PROBLEM TO SOLVE :: Each record below should be repeated precisely as written.

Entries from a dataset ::

────────

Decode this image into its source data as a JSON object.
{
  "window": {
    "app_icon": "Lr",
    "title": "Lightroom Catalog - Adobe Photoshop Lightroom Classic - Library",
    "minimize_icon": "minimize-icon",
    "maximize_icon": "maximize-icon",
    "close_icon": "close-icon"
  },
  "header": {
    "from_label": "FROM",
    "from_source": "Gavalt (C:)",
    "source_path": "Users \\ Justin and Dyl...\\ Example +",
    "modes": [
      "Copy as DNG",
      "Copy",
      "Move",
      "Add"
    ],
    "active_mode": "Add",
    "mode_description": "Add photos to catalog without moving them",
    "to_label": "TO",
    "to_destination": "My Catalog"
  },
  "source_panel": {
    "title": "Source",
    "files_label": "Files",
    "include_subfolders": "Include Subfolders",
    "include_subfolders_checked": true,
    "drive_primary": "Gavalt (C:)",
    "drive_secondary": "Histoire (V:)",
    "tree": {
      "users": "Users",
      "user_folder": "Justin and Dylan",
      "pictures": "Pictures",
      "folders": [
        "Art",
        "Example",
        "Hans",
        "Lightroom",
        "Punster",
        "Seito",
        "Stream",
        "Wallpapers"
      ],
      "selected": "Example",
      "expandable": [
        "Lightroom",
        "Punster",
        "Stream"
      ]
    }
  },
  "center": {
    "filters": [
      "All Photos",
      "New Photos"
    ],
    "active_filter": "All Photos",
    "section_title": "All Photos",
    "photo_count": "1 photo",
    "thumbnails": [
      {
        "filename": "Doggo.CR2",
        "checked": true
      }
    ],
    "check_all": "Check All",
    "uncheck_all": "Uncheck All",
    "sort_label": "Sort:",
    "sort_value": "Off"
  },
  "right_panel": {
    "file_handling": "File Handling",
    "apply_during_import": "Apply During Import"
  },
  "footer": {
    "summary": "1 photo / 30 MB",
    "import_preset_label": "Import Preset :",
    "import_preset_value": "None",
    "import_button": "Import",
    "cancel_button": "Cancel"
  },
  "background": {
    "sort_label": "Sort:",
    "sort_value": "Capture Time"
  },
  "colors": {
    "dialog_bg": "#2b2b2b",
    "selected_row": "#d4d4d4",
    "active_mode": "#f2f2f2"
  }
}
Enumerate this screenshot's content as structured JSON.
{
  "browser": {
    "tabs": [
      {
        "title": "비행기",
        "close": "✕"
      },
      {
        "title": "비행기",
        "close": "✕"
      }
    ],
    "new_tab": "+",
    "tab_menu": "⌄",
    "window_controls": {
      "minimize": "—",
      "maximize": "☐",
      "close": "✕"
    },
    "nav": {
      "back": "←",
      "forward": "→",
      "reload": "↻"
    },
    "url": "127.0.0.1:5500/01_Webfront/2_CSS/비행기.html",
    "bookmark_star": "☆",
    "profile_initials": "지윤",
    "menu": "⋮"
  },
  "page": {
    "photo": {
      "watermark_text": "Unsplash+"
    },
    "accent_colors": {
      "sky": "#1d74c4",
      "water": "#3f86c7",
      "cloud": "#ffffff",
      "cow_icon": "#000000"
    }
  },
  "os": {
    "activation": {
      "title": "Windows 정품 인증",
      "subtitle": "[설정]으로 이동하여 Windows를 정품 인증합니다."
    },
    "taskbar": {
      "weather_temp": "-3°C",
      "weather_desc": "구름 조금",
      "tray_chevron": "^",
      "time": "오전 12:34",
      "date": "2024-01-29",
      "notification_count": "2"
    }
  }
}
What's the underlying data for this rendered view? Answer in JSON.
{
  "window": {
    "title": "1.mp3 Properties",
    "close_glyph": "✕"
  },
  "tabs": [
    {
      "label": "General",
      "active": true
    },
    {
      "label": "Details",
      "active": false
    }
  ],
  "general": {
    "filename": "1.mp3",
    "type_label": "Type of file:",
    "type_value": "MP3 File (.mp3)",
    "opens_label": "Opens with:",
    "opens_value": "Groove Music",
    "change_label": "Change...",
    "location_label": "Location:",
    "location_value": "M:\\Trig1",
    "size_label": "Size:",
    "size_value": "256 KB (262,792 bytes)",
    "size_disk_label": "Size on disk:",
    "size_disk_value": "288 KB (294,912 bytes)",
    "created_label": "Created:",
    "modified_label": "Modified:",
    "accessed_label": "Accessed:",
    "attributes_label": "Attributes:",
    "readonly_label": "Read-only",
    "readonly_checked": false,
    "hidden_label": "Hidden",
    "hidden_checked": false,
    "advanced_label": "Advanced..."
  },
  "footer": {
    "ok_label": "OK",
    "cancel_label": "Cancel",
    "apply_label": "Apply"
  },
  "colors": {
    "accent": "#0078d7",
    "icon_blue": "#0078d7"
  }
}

────────

WRITTEN RESPONSE ::
Decode this image into its source data as a JSON object.
{
  "window": {
    "app_icon": "Lr",
    "title": "Lightroom Catalog - Adobe Photoshop Lightroom Classic - Library",
    "minimize_icon": "minimize-icon",
    "maximize_icon": "maximize-icon",
    "close_icon": "close-icon"
  },
  "header": {
    "from_label": "FROM",
    "from_source": "Gavalt (C:)",
    "source_path": "Users \\ Justin and Dyl...\\ Example +",
    "modes": [
      "Copy as DNG",
      "Copy",
      "Move",
      "Add"
    ],
    "active_mode": "Add",
    "mode_description": "Add photos to catalog without moving them",
    "to_label": "TO",
    "to_destination": "My Catalog"
  },
  "source_panel": {
    "title": "Source",
    "files_label": "Files",
    "include_subfolders": "Include Subfolders",
    "include_subfolders_checked": true,
    "drive_primary": "Gavalt (C:)",
    "drive_secondary": "Histoire (V:)",
    "tree": {
      "users": "Users",
      "user_folder": "Justin and Dylan",
      "pictures": "Pictures",
      "folders": [
        "Art",
        "Example",
        "Hans",
        "Lightroom",
        "Punster",
        "Seito",
        "Stream",
        "Wallpapers"
      ],
      "selected": "Example",
      "expandable": [
        "Lightroom",
        "Punster",
        "Stream"
      ]
    }
  },
  "center": {
    "filters": [
      "All Photos",
      "New Photos"
    ],
    "active_filter": "All Photos",
    "section_title": "All Photos",
    "photo_count": "1 photo",
    "thumbnails": [
      {
        "filename": "Doggo.CR2",
        "checked": true
      }
    ],
    "check_all": "Check All",
    "uncheck_all": "Uncheck All",
    "sort_label": "Sort:",
    "sort_value": "Off"
  },
  "right_panel": {
    "file_handling": "File Handling",
    "apply_during_import": "Apply During Import"
  },
  "footer": {
    "summary": "1 photo / 30 MB",
    "import_preset_label": "Import Preset :",
    "import_preset_value": "None",
    "import_button": "Import",
    "cancel_button": "Cancel"
  },
  "background": {
    "sort_label": "Sort:",
    "sort_value": "Capture Time"
  },
  "colors": {
    "dialog_bg": "#2b2b2b",
    "selected_row": "#d4d4d4",
    "active_mode": "#f2f2f2"
  }
}
Enumerate this screenshot's content as structured JSON.
{
  "browser": {
    "tabs": [
      {
        "title": "비행기",
        "close": "✕"
      },
      {
        "title": "비행기",
        "close": "✕"
      }
    ],
    "new_tab": "+",
    "tab_menu": "⌄",
    "window_controls": {
      "minimize": "—",
      "maximize": "☐",
      "close": "✕"
    },
    "nav": {
      "back": "←",
      "forward": "→",
      "reload": "↻"
    },
    "url": "127.0.0.1:5500/01_Webfront/2_CSS/비행기.html",
    "bookmark_star": "☆",
    "profile_initials": "지윤",
    "menu": "⋮"
  },
  "page": {
    "photo": {
      "watermark_text": "Unsplash+"
    },
    "accent_colors": {
      "sky": "#1d74c4",
      "water": "#3f86c7",
      "cloud": "#ffffff",
      "cow_icon": "#000000"
    }
  },
  "os": {
    "activation": {
      "title": "Windows 정품 인증",
      "subtitle": "[설정]으로 이동하여 Windows를 정품 인증합니다."
    },
    "taskbar": {
      "weather_temp": "-3°C",
      "weather_desc": "구름 조금",
      "tray_chevron": "^",
      "time": "오전 12:34",
      "date": "2024-01-29",
      "notification_count": "2"
    }
  }
}
What's the underlying data for this rendered view? Answer in JSON.
{
  "window": {
    "title": "1.mp3 Properties",
    "close_glyph": "✕"
  },
  "tabs": [
    {
      "label": "General",
      "active": true
    },
    {
      "label": "Details",
      "active": false
    }
  ],
  "general": {
    "filename": "1.mp3",
    "type_label": "Type of file:",
    "type_value": "MP3 File (.mp3)",
    "opens_label": "Opens with:",
    "opens_value": "Groove Music",
    "change_label": "Change...",
    "location_label": "Location:",
    "location_value": "M:\\Trig1",
    "size_label": "Size:",
    "size_value": "256 KB (262,792 bytes)",
    "size_disk_label": "Size on disk:",
    "size_disk_value": "288 KB (294,912 bytes)",
    "created_label": "Created:",
    "modified_label": "Modified:",
    "accessed_label": "Accessed:",
    "attributes_label": "Attributes:",
    "readonly_label": "Read-only",
    "readonly_checked": false,
    "hidden_label": "Hidden",
    "hidden_checked": false,
    "advanced_label": "Advanced..."
  },
  "footer": {
    "ok_label": "OK",
    "cancel_label": "Cancel",
    "apply_label": "Apply"
  },
  "colors": {
    "accent": "#0078d7",
    "icon_blue": "#0078d7"
  }
}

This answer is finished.